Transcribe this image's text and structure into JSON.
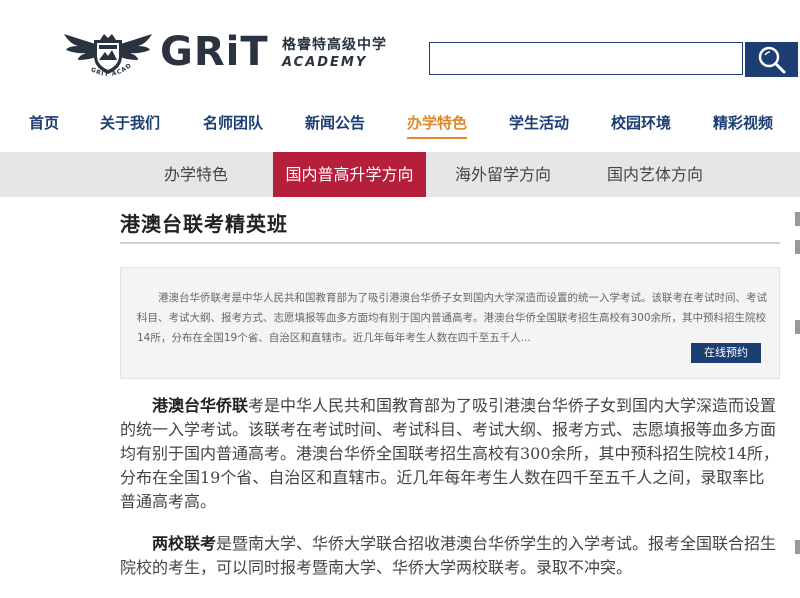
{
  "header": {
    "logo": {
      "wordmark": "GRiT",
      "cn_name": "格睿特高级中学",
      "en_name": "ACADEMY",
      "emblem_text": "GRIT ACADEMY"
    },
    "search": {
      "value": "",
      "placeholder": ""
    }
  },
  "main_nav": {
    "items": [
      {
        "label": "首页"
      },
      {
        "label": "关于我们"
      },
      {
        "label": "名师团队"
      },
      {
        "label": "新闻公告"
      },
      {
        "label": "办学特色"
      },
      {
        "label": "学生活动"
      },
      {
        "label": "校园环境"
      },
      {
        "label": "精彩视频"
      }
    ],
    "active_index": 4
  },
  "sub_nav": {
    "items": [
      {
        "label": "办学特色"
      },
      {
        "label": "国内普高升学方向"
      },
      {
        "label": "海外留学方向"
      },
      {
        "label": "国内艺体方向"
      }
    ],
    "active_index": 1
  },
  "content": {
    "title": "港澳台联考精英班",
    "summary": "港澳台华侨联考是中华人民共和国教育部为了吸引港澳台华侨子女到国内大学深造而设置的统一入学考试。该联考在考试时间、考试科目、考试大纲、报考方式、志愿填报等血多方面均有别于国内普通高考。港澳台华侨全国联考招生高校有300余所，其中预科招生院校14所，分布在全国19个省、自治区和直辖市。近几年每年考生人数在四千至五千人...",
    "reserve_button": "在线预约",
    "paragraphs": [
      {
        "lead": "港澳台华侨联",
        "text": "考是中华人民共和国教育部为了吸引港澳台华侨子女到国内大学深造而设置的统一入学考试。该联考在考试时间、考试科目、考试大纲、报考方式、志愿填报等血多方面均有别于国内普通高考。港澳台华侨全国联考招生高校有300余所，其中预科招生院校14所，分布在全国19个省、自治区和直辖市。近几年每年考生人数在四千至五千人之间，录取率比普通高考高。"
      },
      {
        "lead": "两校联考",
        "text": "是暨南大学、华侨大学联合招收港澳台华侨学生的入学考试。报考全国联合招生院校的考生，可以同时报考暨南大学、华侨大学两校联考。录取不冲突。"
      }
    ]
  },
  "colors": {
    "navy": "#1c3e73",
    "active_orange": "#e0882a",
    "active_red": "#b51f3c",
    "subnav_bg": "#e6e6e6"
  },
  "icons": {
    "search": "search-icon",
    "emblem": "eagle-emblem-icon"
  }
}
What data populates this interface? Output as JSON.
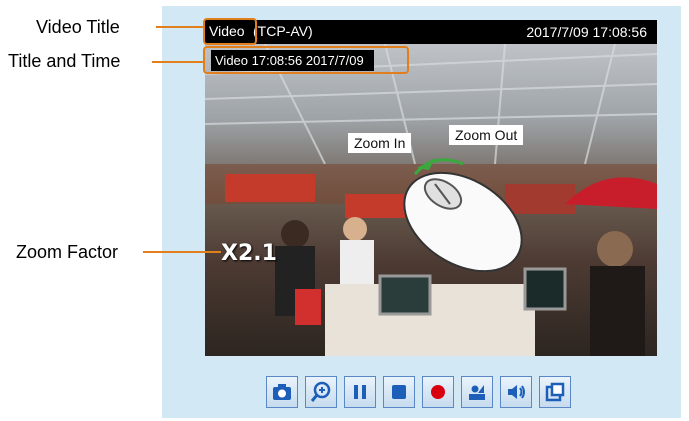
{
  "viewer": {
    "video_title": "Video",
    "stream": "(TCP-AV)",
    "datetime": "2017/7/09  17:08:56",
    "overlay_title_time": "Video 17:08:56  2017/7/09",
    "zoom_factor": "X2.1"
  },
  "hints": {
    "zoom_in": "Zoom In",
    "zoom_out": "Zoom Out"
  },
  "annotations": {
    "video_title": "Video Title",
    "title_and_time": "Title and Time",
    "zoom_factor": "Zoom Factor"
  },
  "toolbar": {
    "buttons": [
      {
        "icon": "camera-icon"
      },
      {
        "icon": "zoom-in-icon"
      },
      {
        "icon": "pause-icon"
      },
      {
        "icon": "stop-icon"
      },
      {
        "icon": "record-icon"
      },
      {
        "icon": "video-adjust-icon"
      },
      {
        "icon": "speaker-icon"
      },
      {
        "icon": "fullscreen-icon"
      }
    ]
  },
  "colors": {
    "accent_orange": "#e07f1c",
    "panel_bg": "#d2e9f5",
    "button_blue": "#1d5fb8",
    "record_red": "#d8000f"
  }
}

> [WHAT NEEDS TO BE DONE]
Quote the preceding listing precisely and completely, omitting its images.

> [PROBLEM SOLUTION]
Transcribe this image's text and structure into JSON.
{
  "header": {
    "logo": {
      "wordmark": "GRiT",
      "cn_name": "格睿特高级中学",
      "en_name": "ACADEMY",
      "emblem_text": "GRIT ACADEMY"
    },
    "search": {
      "value": "",
      "placeholder": ""
    }
  },
  "main_nav": {
    "items": [
      {
        "label": "首页"
      },
      {
        "label": "关于我们"
      },
      {
        "label": "名师团队"
      },
      {
        "label": "新闻公告"
      },
      {
        "label": "办学特色"
      },
      {
        "label": "学生活动"
      },
      {
        "label": "校园环境"
      },
      {
        "label": "精彩视频"
      }
    ],
    "active_index": 4
  },
  "sub_nav": {
    "items": [
      {
        "label": "办学特色"
      },
      {
        "label": "国内普高升学方向"
      },
      {
        "label": "海外留学方向"
      },
      {
        "label": "国内艺体方向"
      }
    ],
    "active_index": 1
  },
  "content": {
    "title": "港澳台联考精英班",
    "summary": "港澳台华侨联考是中华人民共和国教育部为了吸引港澳台华侨子女到国内大学深造而设置的统一入学考试。该联考在考试时间、考试科目、考试大纲、报考方式、志愿填报等血多方面均有别于国内普通高考。港澳台华侨全国联考招生高校有300余所，其中预科招生院校14所，分布在全国19个省、自治区和直辖市。近几年每年考生人数在四千至五千人...",
    "reserve_button": "在线预约",
    "paragraphs": [
      {
        "lead": "港澳台华侨联",
        "text": "考是中华人民共和国教育部为了吸引港澳台华侨子女到国内大学深造而设置的统一入学考试。该联考在考试时间、考试科目、考试大纲、报考方式、志愿填报等血多方面均有别于国内普通高考。港澳台华侨全国联考招生高校有300余所，其中预科招生院校14所，分布在全国19个省、自治区和直辖市。近几年每年考生人数在四千至五千人之间，录取率比普通高考高。"
      },
      {
        "lead": "两校联考",
        "text": "是暨南大学、华侨大学联合招收港澳台华侨学生的入学考试。报考全国联合招生院校的考生，可以同时报考暨南大学、华侨大学两校联考。录取不冲突。"
      }
    ]
  },
  "colors": {
    "navy": "#1c3e73",
    "active_orange": "#e0882a",
    "active_red": "#b51f3c",
    "subnav_bg": "#e6e6e6"
  },
  "icons": {
    "search": "search-icon",
    "emblem": "eagle-emblem-icon"
  }
}
What data populates this interface? Output as JSON.
{
  "viewer": {
    "video_title": "Video",
    "stream": "(TCP-AV)",
    "datetime": "2017/7/09  17:08:56",
    "overlay_title_time": "Video 17:08:56  2017/7/09",
    "zoom_factor": "X2.1"
  },
  "hints": {
    "zoom_in": "Zoom In",
    "zoom_out": "Zoom Out"
  },
  "annotations": {
    "video_title": "Video Title",
    "title_and_time": "Title and Time",
    "zoom_factor": "Zoom Factor"
  },
  "toolbar": {
    "buttons": [
      {
        "icon": "camera-icon"
      },
      {
        "icon": "zoom-in-icon"
      },
      {
        "icon": "pause-icon"
      },
      {
        "icon": "stop-icon"
      },
      {
        "icon": "record-icon"
      },
      {
        "icon": "video-adjust-icon"
      },
      {
        "icon": "speaker-icon"
      },
      {
        "icon": "fullscreen-icon"
      }
    ]
  },
  "colors": {
    "accent_orange": "#e07f1c",
    "panel_bg": "#d2e9f5",
    "button_blue": "#1d5fb8",
    "record_red": "#d8000f"
  }
}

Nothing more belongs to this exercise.